§ **AIM**
Return the lines where the word "Dugum" occurs.

§ **GIVEN DATA**

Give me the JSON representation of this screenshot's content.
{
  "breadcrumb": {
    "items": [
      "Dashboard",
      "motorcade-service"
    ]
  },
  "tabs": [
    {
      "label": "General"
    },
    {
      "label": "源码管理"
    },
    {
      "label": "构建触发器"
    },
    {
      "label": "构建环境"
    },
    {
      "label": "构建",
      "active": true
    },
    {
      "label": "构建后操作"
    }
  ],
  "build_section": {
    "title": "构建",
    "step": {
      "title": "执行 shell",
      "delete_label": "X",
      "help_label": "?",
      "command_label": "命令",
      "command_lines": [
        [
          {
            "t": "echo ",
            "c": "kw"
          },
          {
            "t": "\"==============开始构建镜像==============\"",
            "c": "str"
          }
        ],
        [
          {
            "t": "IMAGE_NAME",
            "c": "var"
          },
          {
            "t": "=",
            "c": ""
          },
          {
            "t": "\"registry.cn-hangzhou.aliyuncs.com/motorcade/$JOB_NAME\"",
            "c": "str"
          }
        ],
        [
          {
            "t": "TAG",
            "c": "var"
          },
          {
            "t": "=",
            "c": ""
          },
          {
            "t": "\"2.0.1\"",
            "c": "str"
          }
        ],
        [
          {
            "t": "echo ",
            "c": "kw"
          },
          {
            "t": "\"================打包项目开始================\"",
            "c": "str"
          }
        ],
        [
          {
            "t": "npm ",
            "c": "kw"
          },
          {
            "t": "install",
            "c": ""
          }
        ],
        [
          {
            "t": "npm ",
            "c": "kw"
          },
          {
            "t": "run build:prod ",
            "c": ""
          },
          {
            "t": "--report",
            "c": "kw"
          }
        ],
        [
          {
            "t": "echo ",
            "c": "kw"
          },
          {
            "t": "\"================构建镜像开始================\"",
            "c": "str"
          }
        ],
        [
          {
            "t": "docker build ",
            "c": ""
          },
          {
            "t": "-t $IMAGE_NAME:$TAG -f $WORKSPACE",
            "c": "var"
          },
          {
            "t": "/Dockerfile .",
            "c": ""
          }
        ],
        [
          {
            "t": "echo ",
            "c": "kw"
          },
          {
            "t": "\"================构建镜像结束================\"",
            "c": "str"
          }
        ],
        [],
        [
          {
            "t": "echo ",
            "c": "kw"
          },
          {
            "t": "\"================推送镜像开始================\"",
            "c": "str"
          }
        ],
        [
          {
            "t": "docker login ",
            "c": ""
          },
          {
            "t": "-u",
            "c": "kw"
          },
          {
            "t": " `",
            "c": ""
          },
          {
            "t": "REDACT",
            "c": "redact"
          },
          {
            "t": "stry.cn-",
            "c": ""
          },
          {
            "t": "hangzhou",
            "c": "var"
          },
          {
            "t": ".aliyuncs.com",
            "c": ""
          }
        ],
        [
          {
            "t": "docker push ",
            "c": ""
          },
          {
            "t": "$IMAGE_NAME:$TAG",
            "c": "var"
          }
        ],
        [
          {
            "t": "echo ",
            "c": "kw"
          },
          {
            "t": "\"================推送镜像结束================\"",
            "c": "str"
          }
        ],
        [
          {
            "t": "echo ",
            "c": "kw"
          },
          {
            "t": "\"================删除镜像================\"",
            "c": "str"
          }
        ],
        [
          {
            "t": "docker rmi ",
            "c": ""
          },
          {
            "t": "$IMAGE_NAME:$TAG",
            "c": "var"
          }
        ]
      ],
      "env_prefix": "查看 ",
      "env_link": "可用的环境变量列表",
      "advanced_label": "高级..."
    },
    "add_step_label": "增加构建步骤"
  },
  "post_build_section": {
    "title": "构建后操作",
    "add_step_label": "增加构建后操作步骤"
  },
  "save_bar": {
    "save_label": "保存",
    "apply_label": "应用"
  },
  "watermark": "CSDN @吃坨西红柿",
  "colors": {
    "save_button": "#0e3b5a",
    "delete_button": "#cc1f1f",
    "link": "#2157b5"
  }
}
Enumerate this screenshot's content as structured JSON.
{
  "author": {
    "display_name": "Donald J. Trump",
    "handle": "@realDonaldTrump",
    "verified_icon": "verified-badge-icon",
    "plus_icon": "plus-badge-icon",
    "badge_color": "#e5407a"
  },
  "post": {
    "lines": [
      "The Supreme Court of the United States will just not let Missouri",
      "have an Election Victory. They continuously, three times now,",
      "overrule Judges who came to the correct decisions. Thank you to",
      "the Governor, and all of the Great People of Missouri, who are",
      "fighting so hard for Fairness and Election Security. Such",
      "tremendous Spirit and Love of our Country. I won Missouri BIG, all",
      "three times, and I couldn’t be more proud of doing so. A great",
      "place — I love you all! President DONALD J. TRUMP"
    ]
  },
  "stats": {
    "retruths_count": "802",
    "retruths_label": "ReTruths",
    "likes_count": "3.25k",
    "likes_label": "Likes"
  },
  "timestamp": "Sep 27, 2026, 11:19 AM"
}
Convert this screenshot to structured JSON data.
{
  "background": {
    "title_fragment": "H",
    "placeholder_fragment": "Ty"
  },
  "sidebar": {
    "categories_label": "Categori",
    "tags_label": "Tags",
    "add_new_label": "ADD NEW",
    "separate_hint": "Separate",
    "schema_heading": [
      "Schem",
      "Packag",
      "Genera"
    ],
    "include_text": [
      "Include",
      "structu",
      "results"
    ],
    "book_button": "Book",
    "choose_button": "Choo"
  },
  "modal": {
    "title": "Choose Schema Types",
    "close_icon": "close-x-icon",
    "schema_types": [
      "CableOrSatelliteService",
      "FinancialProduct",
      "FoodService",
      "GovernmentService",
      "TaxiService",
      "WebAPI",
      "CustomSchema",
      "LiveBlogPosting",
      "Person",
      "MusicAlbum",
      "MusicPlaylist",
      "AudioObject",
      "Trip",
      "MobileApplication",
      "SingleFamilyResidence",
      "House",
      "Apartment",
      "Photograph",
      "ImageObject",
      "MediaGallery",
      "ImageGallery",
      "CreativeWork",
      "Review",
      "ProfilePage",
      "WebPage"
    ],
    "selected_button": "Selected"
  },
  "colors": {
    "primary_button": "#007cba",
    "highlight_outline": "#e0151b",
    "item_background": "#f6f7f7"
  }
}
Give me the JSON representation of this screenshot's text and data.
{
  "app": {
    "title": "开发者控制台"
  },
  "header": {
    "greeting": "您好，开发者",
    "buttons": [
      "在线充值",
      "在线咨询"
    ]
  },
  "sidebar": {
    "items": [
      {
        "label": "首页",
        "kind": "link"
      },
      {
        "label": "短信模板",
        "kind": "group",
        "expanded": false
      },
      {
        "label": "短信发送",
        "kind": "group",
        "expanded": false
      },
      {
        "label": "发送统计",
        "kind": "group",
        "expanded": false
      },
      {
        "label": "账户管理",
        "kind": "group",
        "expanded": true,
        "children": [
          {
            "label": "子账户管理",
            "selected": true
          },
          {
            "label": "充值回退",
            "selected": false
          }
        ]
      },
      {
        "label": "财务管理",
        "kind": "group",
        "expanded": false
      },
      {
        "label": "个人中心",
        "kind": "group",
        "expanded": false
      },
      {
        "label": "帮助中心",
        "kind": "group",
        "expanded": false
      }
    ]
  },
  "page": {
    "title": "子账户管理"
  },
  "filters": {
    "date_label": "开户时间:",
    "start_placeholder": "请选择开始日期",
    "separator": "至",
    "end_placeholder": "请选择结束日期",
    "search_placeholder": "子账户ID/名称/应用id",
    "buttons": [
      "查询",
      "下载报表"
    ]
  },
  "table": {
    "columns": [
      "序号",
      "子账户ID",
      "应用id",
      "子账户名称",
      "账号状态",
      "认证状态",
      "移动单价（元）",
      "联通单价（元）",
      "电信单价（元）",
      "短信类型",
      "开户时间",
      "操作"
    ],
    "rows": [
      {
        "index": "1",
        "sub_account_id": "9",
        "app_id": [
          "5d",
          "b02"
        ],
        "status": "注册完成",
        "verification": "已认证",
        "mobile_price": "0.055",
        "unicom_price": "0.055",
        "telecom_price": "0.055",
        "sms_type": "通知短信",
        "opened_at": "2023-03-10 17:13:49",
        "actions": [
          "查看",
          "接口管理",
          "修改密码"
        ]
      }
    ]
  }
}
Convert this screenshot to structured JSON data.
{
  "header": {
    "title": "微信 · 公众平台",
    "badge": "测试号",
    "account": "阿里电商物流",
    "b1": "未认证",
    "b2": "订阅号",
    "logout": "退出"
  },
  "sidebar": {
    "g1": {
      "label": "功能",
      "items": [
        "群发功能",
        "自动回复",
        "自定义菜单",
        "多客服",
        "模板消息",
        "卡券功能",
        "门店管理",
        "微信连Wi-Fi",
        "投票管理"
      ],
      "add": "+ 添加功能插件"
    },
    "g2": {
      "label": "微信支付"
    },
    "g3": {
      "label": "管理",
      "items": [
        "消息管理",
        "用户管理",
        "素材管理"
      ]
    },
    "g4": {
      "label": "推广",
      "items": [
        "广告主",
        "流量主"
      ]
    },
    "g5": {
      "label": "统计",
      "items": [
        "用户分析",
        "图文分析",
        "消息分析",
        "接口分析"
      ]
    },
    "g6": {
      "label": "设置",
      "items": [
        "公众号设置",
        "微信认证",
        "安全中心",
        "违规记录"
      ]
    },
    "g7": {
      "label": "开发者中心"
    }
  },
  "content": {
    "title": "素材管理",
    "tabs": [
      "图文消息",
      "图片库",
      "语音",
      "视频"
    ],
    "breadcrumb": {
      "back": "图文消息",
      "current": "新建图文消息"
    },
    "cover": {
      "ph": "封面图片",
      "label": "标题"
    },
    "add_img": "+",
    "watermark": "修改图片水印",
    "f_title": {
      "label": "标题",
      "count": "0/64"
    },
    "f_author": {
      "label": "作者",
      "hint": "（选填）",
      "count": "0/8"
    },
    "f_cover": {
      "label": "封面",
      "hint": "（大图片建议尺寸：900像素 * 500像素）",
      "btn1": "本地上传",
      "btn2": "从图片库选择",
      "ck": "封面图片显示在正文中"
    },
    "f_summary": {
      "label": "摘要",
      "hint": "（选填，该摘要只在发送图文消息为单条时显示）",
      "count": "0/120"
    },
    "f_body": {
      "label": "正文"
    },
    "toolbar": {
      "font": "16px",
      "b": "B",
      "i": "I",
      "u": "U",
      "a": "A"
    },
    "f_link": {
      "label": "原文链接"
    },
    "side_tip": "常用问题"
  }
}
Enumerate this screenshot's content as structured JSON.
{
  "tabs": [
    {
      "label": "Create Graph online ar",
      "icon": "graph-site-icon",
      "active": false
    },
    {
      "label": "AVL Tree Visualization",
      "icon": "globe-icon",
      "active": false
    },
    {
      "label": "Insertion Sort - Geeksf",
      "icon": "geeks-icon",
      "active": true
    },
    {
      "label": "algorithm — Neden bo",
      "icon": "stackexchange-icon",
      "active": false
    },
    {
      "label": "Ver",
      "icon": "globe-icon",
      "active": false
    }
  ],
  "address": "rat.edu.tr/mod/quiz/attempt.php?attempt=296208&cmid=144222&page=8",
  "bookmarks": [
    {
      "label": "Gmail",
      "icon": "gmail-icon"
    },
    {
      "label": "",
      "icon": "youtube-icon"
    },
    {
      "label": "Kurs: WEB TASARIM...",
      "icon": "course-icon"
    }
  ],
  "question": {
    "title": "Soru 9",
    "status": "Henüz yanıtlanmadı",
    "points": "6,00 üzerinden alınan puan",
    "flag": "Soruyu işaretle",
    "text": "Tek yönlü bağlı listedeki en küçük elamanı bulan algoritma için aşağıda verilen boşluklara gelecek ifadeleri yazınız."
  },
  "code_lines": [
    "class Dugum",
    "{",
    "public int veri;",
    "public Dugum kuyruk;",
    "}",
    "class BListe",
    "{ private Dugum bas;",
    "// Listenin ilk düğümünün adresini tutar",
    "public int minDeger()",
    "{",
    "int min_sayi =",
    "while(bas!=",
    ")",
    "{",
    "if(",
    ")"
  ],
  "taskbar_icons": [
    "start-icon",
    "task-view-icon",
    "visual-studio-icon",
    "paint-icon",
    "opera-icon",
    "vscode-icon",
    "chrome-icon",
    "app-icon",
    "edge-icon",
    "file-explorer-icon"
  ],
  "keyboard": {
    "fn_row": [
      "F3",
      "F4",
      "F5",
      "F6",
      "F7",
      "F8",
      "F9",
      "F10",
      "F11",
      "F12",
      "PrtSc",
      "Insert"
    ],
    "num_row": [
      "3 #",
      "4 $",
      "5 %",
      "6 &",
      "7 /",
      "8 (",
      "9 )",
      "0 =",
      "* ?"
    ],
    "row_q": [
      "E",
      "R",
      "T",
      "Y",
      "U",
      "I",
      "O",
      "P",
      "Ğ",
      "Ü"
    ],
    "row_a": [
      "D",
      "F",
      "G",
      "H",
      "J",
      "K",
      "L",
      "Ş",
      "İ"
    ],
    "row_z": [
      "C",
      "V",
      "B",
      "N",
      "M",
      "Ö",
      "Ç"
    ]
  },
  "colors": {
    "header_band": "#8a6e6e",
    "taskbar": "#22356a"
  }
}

§ **ANSWER**
    "class Dugum",
    "public Dugum kuyruk;",
    "{ private Dugum bas;",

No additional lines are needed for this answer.